* _TASK REQUIREMENTS_
Find the lines in these entries that include the word "intro" and state how many there are, with no other words.

*** DATA FOR THE TASK ***

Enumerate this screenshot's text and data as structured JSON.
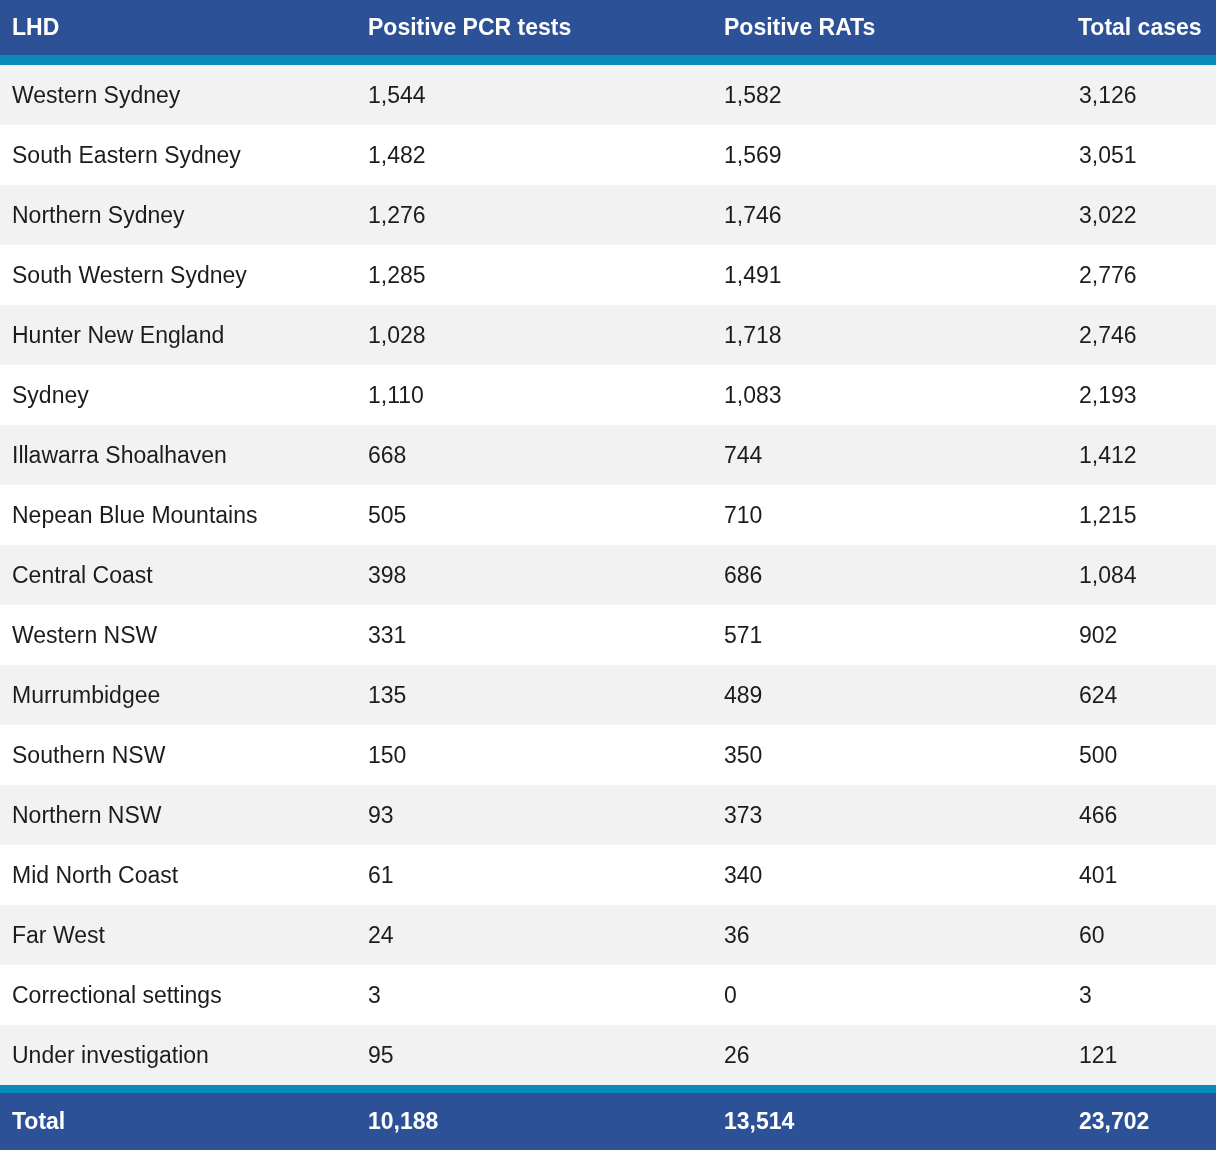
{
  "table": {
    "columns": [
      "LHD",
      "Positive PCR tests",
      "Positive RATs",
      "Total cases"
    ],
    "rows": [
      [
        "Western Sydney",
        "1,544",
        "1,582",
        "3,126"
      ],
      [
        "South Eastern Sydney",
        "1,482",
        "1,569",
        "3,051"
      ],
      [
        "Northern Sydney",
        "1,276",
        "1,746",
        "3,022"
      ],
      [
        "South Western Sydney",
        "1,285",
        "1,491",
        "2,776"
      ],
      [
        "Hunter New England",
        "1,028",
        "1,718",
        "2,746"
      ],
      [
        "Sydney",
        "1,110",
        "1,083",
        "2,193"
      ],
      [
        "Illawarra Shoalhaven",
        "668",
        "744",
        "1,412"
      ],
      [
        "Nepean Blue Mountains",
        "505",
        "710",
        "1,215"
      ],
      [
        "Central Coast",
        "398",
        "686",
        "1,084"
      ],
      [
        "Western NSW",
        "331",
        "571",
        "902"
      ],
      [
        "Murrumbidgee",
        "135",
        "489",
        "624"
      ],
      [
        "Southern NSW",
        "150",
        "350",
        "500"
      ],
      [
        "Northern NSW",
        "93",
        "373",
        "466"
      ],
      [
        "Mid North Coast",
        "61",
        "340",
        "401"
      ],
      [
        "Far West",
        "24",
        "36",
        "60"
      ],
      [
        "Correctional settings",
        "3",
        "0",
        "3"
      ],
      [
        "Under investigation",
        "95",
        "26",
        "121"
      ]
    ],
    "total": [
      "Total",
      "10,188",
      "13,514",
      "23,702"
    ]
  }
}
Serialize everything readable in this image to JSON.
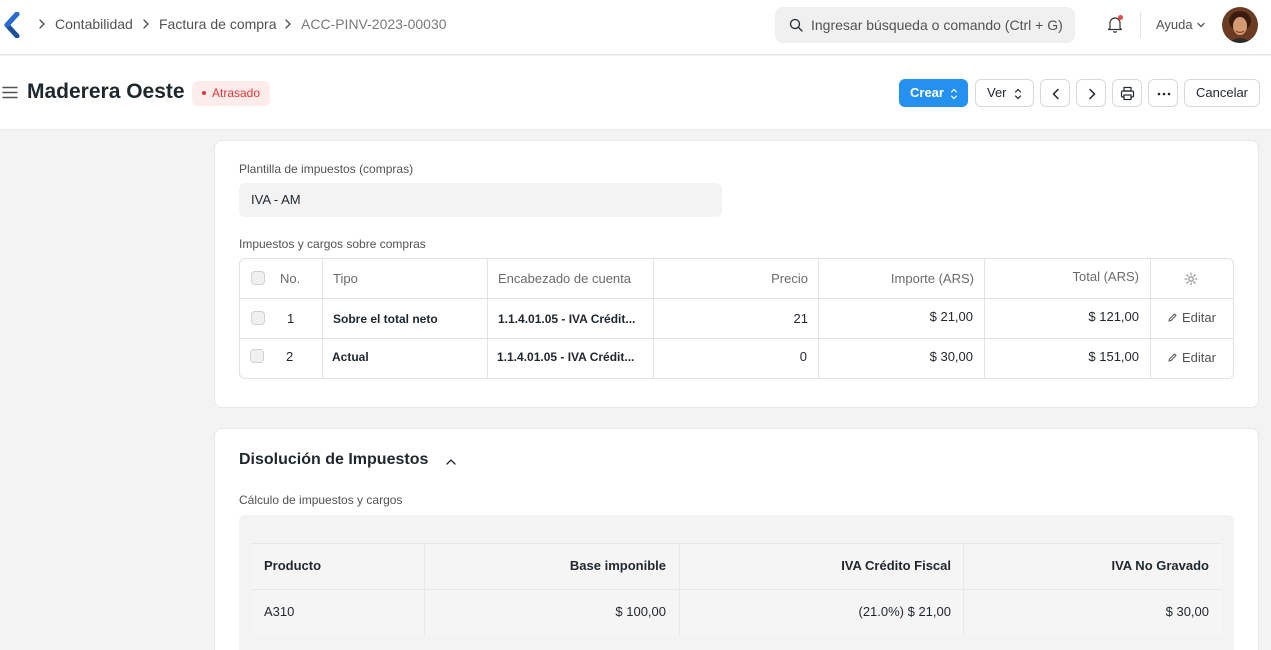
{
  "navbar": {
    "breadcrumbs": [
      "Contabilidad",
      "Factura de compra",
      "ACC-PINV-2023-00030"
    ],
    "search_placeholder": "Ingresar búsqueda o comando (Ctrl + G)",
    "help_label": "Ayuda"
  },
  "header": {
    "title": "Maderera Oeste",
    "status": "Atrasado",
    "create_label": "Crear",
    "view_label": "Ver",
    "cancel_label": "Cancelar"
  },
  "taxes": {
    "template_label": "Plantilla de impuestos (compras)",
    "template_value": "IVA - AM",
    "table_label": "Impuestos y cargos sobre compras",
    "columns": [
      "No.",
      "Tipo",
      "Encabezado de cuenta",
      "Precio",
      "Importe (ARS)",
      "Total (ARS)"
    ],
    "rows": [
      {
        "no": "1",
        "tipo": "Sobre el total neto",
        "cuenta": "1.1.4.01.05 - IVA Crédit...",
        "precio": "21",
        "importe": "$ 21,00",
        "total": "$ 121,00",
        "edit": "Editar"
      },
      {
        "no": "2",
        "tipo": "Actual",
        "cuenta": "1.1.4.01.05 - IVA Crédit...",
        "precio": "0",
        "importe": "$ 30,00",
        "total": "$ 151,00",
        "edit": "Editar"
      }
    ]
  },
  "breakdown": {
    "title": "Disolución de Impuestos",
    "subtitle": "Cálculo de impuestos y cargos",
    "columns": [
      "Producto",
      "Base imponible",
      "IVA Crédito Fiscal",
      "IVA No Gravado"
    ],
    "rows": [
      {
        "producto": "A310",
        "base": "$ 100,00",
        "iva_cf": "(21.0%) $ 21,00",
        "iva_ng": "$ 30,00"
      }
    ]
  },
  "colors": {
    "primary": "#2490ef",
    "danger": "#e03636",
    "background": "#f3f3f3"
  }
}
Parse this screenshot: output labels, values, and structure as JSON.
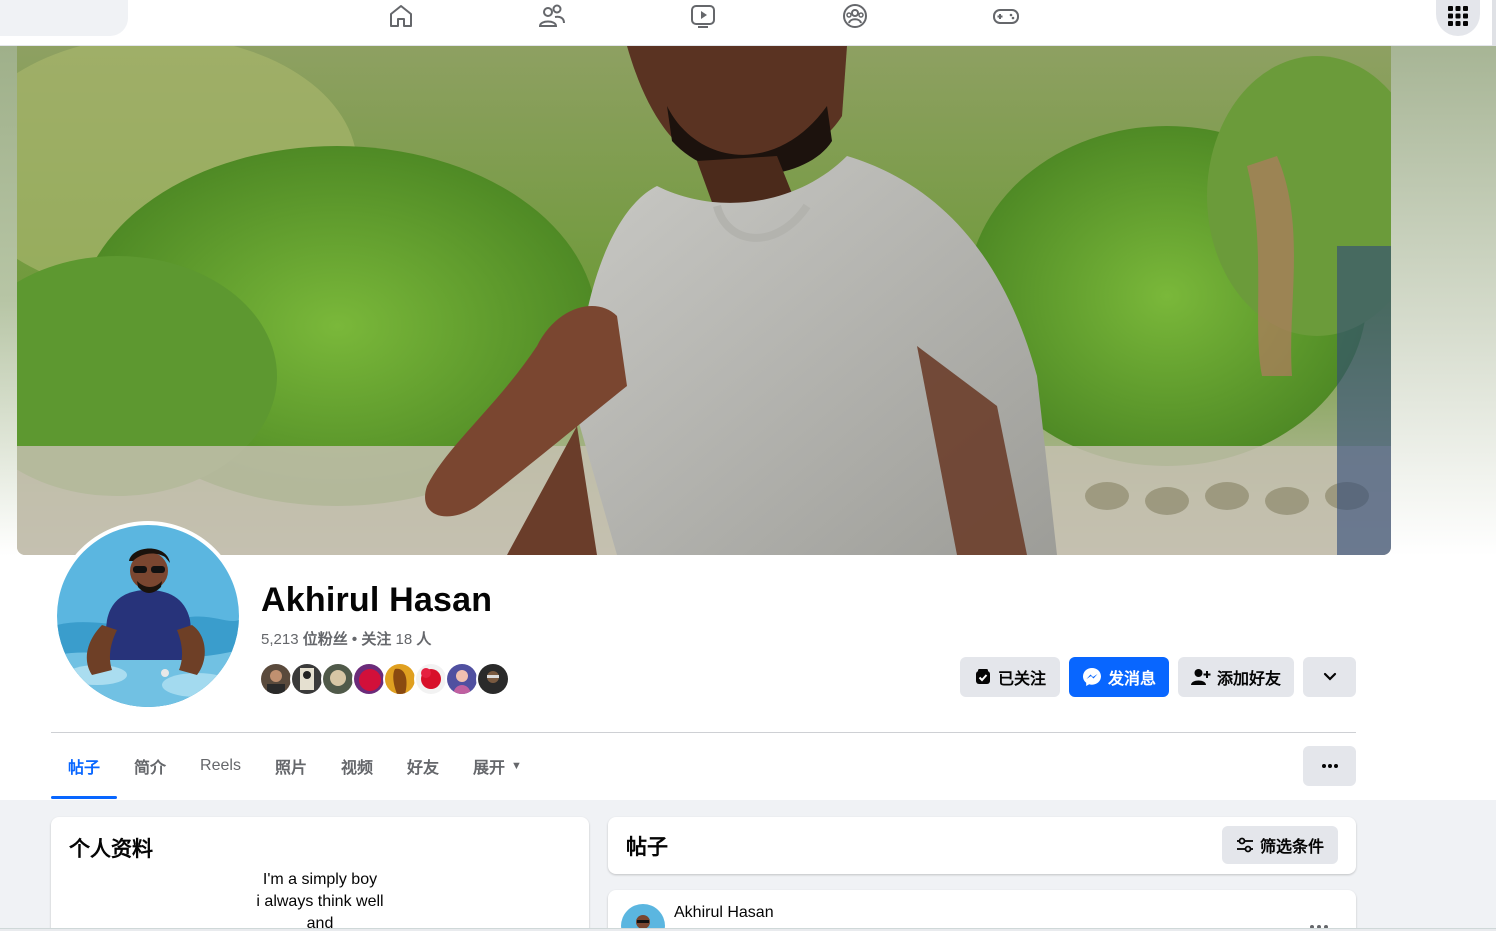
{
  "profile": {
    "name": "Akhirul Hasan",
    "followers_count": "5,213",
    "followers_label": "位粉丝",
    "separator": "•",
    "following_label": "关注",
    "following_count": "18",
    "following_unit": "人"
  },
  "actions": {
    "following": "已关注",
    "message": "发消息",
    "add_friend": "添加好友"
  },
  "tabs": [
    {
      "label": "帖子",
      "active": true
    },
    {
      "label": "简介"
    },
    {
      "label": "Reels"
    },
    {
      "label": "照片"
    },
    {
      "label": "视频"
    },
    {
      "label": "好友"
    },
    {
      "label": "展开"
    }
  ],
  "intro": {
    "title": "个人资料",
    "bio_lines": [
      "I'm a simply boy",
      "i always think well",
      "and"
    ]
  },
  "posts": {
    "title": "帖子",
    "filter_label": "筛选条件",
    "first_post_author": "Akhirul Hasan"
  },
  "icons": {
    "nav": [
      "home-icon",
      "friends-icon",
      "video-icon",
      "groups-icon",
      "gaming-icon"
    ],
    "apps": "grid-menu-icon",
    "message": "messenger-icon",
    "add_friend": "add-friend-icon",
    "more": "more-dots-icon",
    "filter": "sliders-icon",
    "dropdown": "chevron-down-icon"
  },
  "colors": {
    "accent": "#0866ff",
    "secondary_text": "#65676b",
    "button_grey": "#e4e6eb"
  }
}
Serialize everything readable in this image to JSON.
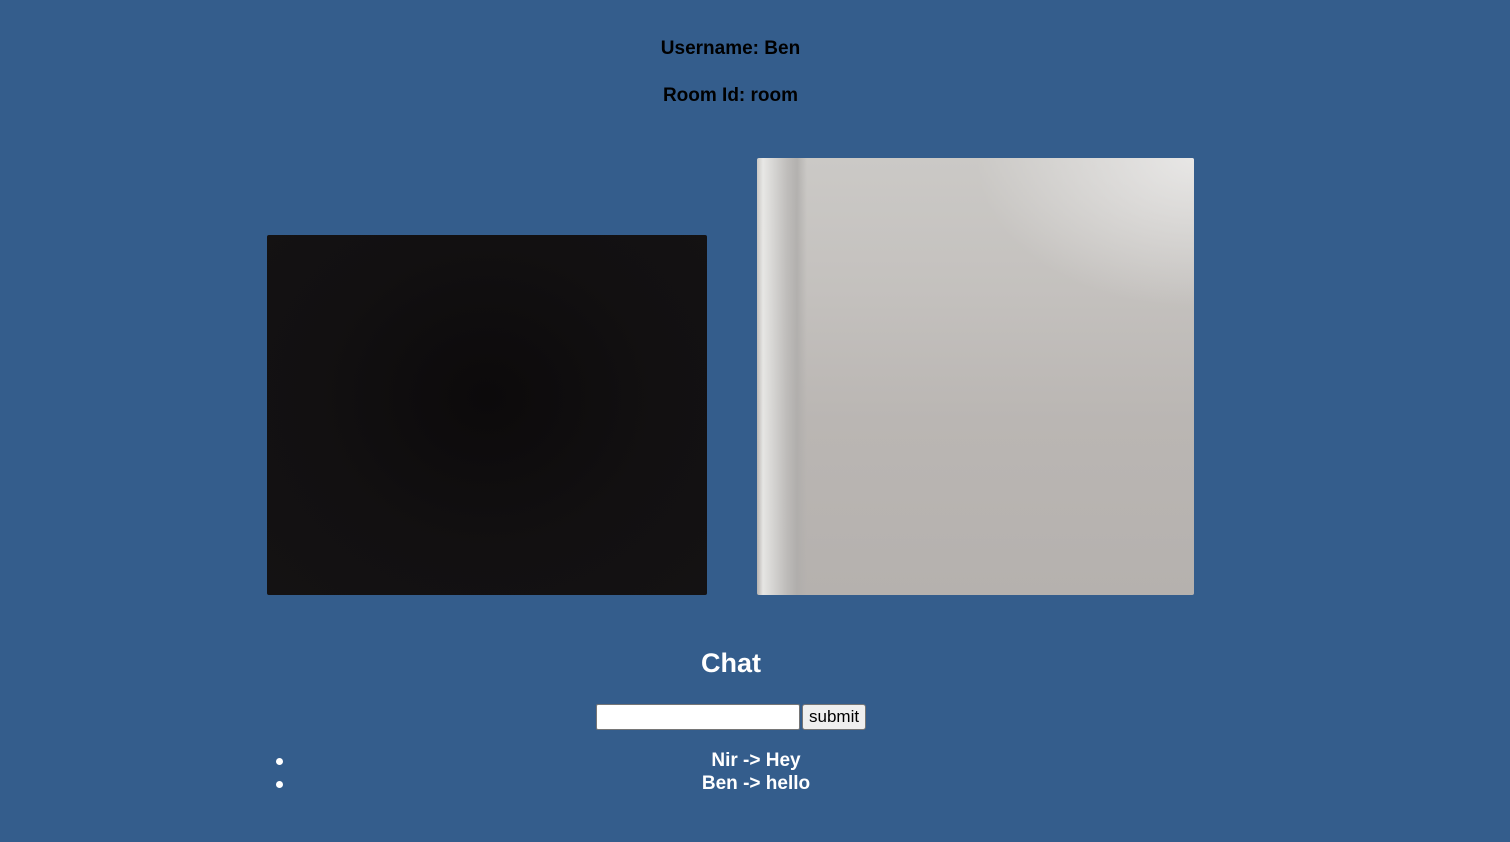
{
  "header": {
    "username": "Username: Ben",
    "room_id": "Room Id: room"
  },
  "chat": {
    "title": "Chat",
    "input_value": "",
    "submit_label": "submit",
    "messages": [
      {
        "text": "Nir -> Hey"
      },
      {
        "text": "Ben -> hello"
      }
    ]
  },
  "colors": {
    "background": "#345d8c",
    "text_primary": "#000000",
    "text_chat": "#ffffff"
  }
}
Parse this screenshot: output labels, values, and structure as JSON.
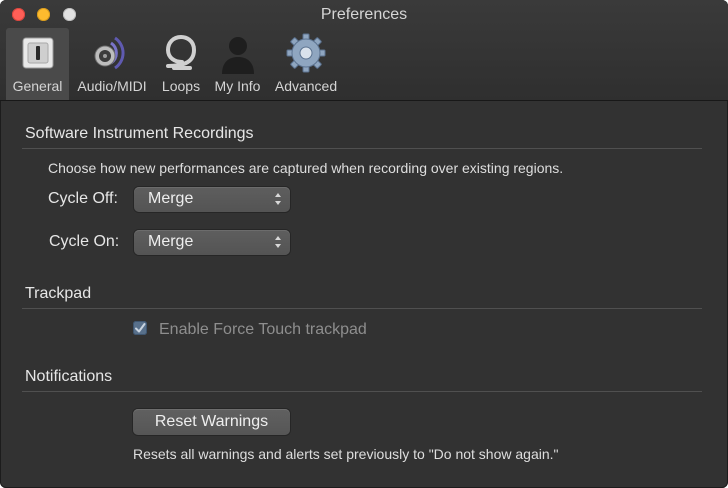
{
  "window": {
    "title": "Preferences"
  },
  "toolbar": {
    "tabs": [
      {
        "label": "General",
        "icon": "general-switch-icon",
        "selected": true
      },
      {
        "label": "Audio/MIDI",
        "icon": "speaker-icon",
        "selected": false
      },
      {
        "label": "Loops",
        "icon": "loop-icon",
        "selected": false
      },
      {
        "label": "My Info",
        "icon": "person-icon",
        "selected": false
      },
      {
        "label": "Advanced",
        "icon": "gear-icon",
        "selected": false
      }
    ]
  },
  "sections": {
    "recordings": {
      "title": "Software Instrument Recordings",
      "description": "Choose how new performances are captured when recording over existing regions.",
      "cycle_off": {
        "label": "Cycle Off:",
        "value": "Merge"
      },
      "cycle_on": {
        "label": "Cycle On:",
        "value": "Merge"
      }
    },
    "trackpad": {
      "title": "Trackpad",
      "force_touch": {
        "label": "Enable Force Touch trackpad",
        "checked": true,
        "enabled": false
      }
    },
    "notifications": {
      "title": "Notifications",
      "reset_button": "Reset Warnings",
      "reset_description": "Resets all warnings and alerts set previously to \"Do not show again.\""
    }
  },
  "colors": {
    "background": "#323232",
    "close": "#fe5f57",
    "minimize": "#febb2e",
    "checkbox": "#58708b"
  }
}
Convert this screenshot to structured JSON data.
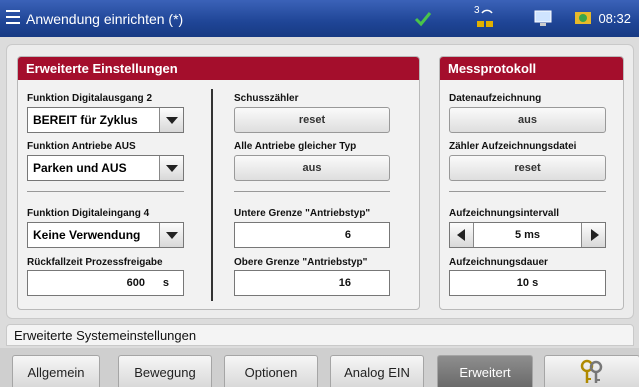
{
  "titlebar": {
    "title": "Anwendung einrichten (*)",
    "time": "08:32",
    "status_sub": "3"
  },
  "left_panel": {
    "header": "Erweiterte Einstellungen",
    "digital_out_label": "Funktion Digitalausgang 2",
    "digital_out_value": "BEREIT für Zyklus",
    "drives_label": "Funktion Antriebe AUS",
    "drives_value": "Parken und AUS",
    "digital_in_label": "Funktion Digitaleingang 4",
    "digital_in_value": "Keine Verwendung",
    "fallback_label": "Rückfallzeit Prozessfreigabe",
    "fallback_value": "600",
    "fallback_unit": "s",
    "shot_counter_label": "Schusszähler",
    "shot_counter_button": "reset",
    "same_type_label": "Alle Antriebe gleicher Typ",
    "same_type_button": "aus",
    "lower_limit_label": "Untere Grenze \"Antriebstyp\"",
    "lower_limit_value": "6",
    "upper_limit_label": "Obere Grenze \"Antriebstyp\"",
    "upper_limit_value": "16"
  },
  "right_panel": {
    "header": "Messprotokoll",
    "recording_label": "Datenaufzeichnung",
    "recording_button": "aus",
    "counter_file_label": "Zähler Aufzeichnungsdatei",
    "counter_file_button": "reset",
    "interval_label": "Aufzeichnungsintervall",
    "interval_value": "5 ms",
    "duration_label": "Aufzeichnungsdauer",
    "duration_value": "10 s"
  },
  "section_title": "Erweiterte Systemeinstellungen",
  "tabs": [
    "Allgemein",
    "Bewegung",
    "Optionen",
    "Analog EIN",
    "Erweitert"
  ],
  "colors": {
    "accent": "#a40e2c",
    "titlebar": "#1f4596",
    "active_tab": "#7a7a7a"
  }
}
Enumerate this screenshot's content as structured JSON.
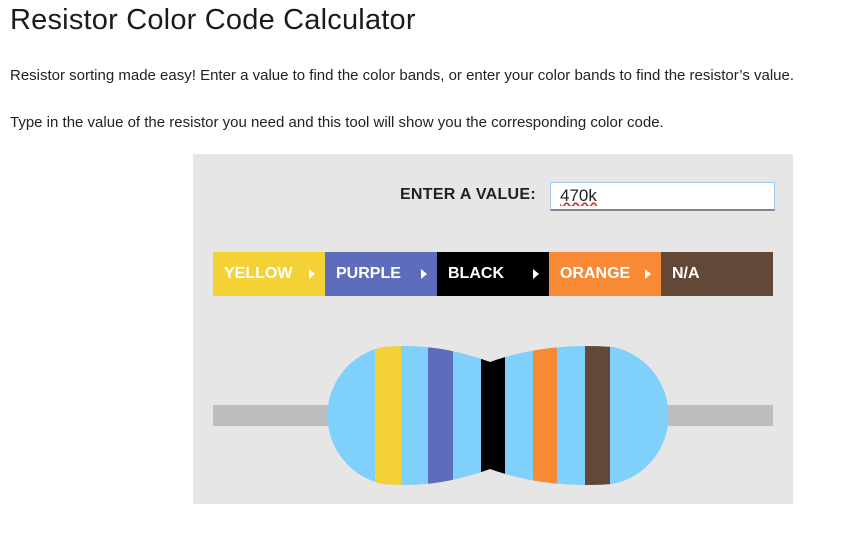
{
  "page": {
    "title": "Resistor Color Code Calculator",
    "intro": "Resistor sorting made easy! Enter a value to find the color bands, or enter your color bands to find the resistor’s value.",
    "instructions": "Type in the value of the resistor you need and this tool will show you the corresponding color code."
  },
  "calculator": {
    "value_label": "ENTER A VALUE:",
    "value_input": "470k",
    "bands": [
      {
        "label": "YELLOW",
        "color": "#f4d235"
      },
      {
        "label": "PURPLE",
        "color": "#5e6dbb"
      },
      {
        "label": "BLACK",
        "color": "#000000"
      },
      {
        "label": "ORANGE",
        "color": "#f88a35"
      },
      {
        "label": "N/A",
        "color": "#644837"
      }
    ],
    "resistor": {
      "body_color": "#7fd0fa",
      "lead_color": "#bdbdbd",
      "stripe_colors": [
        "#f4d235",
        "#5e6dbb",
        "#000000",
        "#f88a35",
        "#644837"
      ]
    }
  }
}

***

* _TASK RESULT_
2